— BEGIN Input rows —

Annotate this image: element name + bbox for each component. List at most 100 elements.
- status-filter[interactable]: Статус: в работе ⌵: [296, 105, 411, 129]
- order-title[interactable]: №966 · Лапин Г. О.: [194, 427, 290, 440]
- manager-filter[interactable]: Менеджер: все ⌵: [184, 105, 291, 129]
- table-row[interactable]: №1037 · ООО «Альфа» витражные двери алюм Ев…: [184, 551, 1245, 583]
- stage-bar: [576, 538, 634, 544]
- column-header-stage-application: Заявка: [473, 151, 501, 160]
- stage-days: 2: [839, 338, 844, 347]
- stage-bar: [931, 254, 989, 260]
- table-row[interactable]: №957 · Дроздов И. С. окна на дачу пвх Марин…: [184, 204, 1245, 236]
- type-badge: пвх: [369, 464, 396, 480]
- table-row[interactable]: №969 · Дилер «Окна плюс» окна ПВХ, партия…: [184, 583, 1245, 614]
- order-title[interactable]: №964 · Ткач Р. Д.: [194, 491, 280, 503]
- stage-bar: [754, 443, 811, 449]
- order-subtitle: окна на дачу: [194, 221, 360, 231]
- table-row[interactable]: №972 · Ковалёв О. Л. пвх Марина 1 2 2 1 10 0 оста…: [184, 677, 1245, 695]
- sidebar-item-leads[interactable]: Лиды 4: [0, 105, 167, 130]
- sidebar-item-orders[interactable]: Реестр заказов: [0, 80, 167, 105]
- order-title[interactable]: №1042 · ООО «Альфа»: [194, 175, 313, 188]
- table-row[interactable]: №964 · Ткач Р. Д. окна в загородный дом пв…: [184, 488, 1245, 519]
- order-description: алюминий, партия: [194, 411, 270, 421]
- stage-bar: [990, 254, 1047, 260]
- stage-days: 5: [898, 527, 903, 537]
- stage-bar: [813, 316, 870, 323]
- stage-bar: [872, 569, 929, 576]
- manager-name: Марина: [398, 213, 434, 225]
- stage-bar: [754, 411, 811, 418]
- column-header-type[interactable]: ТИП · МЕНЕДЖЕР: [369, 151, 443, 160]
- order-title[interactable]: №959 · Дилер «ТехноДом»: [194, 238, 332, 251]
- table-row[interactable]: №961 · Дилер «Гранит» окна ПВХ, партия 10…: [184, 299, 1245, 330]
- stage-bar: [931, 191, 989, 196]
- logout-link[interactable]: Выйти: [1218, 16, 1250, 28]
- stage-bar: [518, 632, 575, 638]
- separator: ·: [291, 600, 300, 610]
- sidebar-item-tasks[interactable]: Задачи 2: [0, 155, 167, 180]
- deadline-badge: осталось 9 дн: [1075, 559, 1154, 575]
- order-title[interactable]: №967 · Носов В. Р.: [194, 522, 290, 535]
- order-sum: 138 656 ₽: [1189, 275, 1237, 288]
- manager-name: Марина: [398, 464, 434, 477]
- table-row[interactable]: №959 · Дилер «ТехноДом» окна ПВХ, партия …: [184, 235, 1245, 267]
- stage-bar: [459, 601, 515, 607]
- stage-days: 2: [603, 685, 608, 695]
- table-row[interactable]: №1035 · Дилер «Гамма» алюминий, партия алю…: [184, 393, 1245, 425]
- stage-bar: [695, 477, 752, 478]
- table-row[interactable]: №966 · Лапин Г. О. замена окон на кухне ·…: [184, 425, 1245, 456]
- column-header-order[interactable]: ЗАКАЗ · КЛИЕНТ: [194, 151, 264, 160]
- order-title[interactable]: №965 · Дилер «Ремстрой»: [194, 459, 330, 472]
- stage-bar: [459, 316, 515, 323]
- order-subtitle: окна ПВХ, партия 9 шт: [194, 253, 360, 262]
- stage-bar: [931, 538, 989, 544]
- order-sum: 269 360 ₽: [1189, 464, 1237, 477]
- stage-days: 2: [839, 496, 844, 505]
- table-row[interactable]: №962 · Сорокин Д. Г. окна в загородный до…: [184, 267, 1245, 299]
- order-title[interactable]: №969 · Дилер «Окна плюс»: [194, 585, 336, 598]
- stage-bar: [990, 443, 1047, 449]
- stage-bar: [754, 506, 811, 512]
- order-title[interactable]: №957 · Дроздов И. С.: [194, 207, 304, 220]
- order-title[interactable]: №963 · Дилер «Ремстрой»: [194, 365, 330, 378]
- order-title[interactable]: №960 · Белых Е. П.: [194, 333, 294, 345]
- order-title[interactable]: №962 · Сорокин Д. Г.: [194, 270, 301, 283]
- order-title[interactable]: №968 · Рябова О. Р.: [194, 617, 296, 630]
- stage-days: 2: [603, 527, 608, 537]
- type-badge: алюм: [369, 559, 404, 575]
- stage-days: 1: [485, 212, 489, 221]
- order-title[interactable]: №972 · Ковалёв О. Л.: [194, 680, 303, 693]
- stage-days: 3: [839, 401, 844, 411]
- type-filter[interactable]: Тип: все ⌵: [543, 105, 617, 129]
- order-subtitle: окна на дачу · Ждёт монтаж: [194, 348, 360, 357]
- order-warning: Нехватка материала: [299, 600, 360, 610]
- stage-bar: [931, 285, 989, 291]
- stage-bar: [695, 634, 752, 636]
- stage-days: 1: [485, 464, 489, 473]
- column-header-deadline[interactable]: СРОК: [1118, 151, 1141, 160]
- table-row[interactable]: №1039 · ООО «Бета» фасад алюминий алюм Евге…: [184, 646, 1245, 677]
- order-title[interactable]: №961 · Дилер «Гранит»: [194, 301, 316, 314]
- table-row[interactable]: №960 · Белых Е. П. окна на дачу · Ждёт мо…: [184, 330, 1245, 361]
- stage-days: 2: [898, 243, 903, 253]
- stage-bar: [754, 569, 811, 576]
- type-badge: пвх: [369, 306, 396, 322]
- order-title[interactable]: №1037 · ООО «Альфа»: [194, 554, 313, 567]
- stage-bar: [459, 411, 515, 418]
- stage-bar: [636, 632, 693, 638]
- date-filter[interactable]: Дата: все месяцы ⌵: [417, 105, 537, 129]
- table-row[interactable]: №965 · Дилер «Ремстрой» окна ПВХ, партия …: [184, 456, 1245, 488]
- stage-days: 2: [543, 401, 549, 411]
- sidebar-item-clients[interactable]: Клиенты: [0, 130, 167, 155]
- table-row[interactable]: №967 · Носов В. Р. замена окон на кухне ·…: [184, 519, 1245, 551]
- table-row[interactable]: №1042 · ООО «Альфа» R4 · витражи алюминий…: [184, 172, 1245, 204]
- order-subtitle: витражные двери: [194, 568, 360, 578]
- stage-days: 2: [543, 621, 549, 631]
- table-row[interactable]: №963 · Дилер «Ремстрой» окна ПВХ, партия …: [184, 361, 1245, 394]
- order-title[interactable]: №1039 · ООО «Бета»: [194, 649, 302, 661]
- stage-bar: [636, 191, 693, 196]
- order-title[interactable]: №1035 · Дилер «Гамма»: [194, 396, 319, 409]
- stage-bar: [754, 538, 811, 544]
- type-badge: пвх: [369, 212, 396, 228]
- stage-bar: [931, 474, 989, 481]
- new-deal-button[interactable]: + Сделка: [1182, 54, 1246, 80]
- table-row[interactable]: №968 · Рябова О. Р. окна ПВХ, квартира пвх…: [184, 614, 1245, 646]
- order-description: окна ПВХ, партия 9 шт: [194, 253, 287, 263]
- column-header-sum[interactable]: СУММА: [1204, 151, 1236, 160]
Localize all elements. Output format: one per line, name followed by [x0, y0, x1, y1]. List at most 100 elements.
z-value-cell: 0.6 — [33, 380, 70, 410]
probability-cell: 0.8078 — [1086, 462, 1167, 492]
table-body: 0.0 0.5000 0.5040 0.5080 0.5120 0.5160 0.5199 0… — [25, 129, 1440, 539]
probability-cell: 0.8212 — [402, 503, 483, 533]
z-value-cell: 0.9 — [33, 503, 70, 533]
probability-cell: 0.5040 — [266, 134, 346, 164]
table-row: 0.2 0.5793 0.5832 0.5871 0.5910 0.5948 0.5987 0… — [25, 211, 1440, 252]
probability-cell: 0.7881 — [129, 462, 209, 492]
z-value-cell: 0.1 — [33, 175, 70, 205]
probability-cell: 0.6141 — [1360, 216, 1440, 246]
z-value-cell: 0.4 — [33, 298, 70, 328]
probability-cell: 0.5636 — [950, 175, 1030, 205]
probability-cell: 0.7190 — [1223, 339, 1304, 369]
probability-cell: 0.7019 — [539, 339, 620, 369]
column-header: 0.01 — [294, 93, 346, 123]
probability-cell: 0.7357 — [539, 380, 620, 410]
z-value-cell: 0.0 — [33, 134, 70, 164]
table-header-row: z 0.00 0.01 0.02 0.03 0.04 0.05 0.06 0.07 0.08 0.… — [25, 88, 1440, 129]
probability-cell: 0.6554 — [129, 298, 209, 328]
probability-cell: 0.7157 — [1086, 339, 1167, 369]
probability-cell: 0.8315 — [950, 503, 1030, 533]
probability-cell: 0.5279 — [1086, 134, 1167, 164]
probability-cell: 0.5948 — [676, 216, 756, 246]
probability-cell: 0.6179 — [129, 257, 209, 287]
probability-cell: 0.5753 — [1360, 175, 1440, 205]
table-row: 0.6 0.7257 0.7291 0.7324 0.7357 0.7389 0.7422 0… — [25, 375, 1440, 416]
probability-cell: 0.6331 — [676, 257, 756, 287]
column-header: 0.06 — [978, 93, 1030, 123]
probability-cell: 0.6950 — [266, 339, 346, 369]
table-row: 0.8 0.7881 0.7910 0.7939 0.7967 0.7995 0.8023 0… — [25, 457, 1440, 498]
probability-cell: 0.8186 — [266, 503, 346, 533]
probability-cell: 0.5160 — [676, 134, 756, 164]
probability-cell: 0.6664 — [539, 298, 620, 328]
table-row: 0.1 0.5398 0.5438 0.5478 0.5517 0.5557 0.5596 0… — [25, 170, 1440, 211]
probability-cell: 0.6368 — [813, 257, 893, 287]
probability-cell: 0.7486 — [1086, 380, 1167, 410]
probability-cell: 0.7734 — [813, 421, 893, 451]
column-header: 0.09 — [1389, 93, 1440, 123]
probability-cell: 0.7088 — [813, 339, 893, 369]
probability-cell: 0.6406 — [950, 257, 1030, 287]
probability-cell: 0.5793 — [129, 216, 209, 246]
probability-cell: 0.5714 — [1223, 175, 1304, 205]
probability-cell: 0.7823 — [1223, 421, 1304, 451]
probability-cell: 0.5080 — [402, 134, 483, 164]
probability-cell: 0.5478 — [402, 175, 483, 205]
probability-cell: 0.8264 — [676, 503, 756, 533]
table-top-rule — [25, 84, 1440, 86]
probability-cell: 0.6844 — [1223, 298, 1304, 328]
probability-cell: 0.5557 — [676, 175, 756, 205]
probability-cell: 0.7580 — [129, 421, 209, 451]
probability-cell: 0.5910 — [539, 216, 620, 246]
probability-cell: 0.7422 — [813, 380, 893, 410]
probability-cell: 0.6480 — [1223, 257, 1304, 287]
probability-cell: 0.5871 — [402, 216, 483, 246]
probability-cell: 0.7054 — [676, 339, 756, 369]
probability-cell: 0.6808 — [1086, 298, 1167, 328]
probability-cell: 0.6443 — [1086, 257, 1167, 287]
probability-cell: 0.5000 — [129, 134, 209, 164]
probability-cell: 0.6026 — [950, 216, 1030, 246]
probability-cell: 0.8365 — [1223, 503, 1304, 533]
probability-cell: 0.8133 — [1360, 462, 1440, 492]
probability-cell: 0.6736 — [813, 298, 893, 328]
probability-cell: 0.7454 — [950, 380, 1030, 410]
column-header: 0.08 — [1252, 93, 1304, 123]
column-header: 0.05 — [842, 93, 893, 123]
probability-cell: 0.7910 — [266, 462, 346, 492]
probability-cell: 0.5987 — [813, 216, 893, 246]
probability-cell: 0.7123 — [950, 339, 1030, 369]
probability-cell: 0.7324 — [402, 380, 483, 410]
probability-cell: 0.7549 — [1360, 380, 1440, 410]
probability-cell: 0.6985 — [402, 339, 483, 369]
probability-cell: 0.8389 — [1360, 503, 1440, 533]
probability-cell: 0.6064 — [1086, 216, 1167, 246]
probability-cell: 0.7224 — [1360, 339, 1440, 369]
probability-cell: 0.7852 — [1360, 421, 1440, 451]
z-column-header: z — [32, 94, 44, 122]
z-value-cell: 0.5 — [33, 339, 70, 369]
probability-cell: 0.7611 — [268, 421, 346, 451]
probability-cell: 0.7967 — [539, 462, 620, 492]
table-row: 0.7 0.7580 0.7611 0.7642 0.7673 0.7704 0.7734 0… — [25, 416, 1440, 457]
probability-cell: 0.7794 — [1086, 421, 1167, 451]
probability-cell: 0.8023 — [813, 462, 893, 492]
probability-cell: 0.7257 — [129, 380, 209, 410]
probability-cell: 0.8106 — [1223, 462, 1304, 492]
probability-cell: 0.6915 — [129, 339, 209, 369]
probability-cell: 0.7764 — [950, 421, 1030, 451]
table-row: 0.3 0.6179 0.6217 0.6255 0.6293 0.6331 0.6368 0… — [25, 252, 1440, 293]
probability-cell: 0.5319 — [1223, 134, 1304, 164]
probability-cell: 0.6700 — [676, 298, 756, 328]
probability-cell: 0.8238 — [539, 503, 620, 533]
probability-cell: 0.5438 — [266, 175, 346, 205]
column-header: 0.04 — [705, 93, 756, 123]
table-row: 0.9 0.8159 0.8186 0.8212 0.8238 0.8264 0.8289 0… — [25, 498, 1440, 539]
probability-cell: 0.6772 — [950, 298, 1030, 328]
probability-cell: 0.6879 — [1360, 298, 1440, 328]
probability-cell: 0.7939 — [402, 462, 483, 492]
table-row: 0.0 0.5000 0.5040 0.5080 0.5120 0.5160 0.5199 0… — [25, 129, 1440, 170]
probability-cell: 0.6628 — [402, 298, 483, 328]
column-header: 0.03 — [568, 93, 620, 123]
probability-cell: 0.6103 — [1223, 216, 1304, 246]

— END Input rows —

■ **What the task asks**
Print the listing from its first line down to the line containing "- order-title[interactable]: №1042", inclusive, with every line unchanged.

■ **Exercise result**
Annotate this image: element name + bbox for each component. List at most 100 elements.
- status-filter[interactable]: Статус: в работе ⌵: [296, 105, 411, 129]
- order-title[interactable]: №966 · Лапин Г. О.: [194, 427, 290, 440]
- manager-filter[interactable]: Менеджер: все ⌵: [184, 105, 291, 129]
- table-row[interactable]: №1037 · ООО «Альфа» витражные двери алюм Ев…: [184, 551, 1245, 583]
- stage-bar: [576, 538, 634, 544]
- column-header-stage-application: Заявка: [473, 151, 501, 160]
- stage-days: 2: [839, 338, 844, 347]
- stage-bar: [931, 254, 989, 260]
- table-row[interactable]: №957 · Дроздов И. С. окна на дачу пвх Марин…: [184, 204, 1245, 236]
- type-badge: пвх: [369, 464, 396, 480]
- table-row[interactable]: №969 · Дилер «Окна плюс» окна ПВХ, партия…: [184, 583, 1245, 614]
- order-title[interactable]: №964 · Ткач Р. Д.: [194, 491, 280, 503]
- stage-bar: [754, 443, 811, 449]
- order-subtitle: окна на дачу: [194, 221, 360, 231]
- table-row[interactable]: №972 · Ковалёв О. Л. пвх Марина 1 2 2 1 10 0 оста…: [184, 677, 1245, 695]
- sidebar-item-leads[interactable]: Лиды 4: [0, 105, 167, 130]
- sidebar-item-orders[interactable]: Реестр заказов: [0, 80, 167, 105]
- order-title[interactable]: №1042 · ООО «Альфа»: [194, 175, 313, 188]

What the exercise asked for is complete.